> _待办任务_
请统计材料中含有字符串“legend”的行数，只给出数字。

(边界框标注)
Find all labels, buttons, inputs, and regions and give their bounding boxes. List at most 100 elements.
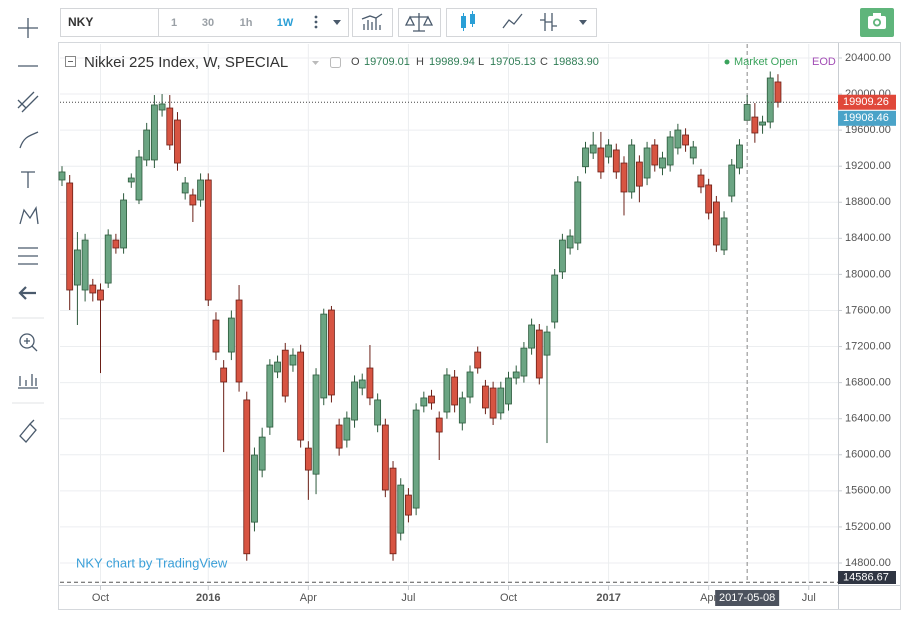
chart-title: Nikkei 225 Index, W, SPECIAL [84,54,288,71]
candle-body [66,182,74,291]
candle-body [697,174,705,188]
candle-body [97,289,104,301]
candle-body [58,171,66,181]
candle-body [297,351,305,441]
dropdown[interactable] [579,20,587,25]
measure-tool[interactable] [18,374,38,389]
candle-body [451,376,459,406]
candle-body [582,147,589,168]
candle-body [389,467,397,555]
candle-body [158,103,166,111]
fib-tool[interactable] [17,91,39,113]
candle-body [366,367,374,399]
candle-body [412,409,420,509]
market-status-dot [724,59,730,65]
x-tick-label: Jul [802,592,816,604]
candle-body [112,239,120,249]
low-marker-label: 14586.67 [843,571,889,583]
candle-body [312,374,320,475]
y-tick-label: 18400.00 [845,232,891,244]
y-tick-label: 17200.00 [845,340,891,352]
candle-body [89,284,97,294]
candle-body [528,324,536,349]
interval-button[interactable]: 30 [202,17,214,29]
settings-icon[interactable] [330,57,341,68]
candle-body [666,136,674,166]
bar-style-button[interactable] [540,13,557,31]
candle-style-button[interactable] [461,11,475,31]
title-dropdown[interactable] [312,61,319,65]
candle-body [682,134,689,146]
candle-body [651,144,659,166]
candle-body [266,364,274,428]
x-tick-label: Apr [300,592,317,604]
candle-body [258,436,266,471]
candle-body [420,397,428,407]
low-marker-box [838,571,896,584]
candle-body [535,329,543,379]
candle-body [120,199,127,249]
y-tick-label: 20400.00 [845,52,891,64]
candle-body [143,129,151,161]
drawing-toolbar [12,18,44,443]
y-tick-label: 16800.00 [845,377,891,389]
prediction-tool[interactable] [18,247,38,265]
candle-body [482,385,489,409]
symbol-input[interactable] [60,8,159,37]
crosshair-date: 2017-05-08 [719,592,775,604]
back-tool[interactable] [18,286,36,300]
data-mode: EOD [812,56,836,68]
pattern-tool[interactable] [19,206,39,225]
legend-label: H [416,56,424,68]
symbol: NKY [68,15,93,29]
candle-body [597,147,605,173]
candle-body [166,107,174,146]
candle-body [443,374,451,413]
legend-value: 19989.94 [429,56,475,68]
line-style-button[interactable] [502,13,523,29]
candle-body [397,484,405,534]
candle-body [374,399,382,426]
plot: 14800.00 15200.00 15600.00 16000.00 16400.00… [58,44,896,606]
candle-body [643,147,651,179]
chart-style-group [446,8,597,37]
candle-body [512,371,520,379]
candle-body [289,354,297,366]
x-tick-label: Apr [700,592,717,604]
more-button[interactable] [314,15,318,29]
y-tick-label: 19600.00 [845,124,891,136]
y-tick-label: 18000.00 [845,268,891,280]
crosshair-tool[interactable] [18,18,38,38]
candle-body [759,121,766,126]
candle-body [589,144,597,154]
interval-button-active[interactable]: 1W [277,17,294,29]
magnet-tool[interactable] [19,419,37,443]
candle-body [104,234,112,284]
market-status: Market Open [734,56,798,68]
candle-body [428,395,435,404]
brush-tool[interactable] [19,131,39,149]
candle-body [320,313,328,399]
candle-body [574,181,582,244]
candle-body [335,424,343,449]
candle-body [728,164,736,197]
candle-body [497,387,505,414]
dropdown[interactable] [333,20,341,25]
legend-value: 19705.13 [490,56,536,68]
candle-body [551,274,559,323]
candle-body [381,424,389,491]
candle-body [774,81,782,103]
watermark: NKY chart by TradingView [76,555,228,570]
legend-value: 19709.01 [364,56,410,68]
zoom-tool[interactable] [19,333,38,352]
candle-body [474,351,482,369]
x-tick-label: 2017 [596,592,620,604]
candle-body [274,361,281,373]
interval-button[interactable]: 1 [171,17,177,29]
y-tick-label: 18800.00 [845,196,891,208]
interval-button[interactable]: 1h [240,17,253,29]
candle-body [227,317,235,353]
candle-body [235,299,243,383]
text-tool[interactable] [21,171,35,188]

> _答案如下_
4